* Data supplied:
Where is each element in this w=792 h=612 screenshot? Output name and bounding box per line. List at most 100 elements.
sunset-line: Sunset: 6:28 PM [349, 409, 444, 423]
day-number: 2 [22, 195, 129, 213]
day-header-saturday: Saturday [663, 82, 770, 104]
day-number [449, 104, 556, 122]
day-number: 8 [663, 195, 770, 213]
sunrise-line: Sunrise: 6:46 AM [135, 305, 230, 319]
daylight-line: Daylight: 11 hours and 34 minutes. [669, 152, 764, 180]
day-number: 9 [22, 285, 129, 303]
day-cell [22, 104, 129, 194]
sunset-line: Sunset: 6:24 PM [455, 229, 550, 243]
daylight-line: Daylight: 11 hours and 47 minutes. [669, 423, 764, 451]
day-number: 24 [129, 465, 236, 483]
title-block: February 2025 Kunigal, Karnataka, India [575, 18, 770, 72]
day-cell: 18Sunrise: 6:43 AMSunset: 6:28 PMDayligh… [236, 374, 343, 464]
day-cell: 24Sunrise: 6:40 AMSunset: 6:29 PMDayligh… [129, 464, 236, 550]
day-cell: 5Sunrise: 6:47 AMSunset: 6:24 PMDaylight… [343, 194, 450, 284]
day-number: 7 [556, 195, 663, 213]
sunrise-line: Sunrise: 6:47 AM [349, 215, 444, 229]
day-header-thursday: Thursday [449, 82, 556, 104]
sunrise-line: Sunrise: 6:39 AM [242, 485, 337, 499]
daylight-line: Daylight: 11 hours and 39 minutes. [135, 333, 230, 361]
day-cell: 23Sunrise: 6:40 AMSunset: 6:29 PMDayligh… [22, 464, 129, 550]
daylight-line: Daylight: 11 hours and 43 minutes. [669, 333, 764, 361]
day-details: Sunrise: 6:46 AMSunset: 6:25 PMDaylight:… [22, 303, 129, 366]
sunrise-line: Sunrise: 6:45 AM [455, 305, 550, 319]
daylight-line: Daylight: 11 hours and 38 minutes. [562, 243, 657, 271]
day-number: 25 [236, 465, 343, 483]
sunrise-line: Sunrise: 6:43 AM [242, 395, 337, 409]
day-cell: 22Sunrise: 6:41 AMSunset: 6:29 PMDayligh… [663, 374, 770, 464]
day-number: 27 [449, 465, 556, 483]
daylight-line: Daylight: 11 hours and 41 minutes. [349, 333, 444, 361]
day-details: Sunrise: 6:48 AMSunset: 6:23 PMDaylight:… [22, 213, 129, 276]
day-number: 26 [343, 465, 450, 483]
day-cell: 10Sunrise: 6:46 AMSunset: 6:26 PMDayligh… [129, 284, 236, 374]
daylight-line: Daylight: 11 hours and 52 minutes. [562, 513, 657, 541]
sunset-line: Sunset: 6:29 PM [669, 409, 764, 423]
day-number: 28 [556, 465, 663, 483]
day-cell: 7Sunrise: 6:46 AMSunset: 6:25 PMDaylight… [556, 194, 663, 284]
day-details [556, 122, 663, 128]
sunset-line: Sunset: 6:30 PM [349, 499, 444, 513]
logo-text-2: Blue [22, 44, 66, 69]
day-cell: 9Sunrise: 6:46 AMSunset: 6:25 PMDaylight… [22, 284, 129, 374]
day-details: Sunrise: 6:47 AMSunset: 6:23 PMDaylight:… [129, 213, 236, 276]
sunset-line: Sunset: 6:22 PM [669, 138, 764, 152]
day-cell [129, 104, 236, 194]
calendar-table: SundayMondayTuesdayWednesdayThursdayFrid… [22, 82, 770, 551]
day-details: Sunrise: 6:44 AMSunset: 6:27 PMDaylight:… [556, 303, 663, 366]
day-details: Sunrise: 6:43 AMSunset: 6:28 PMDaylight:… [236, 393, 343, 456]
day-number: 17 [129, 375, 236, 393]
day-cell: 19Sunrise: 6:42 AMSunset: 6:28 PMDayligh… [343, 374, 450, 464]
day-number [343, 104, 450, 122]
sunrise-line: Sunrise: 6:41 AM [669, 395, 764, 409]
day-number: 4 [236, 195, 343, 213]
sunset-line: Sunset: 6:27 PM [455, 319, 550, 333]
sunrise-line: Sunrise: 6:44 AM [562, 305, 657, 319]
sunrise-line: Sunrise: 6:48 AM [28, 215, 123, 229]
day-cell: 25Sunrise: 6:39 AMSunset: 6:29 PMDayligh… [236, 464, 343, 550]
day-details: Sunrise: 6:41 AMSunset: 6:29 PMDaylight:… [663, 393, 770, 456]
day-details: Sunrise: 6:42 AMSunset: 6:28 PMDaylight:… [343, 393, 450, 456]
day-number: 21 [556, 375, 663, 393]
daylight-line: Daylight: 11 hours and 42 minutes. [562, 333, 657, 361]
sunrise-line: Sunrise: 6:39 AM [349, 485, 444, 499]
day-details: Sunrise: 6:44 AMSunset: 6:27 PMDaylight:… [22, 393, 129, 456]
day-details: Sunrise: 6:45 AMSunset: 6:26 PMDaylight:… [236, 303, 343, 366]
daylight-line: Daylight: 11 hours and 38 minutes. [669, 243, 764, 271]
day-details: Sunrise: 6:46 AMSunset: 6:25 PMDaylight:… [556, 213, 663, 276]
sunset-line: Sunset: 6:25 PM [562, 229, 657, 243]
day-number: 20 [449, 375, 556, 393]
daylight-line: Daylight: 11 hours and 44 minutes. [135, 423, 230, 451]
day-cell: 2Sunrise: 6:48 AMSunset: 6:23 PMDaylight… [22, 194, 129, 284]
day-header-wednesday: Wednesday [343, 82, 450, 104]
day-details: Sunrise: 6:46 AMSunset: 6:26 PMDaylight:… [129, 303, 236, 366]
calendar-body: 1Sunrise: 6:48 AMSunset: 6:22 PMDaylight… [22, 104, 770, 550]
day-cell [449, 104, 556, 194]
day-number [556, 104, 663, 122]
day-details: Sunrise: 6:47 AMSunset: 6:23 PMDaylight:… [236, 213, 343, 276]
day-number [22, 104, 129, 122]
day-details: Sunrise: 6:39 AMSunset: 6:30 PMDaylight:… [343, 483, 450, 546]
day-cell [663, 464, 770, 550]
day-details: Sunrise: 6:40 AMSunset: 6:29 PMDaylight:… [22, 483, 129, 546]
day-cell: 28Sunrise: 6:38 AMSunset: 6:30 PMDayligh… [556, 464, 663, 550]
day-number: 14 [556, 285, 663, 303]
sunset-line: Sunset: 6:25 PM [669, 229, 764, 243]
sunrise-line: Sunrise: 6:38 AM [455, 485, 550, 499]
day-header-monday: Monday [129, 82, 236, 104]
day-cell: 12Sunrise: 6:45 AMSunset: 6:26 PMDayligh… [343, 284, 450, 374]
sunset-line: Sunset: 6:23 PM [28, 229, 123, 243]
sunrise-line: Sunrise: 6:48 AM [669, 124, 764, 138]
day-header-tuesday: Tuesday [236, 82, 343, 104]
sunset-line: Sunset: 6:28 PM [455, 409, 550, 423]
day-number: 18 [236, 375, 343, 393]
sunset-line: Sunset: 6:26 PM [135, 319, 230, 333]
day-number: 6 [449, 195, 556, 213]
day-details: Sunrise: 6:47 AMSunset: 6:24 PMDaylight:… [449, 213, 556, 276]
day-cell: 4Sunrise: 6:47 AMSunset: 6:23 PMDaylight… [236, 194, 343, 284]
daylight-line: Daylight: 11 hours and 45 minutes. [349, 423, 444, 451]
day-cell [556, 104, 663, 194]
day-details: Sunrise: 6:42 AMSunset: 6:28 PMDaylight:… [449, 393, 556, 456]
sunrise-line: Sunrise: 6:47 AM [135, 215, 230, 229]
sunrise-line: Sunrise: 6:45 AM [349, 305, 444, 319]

* Stated exercise: Please retype the data above, starting at its first line and ending with the line that contains "daylight-line: Daylight: 11 hours and 47", including that line, with every character unchanged.

* Task result:
Where is each element in this w=792 h=612 screenshot? Output name and bounding box per line. List at most 100 elements.
sunset-line: Sunset: 6:28 PM [349, 409, 444, 423]
day-number: 2 [22, 195, 129, 213]
day-header-saturday: Saturday [663, 82, 770, 104]
day-number [449, 104, 556, 122]
day-number: 8 [663, 195, 770, 213]
sunrise-line: Sunrise: 6:46 AM [135, 305, 230, 319]
daylight-line: Daylight: 11 hours and 34 minutes. [669, 152, 764, 180]
day-number: 9 [22, 285, 129, 303]
day-cell [22, 104, 129, 194]
sunset-line: Sunset: 6:24 PM [455, 229, 550, 243]
daylight-line: Daylight: 11 hours and 47 minutes. [669, 423, 764, 451]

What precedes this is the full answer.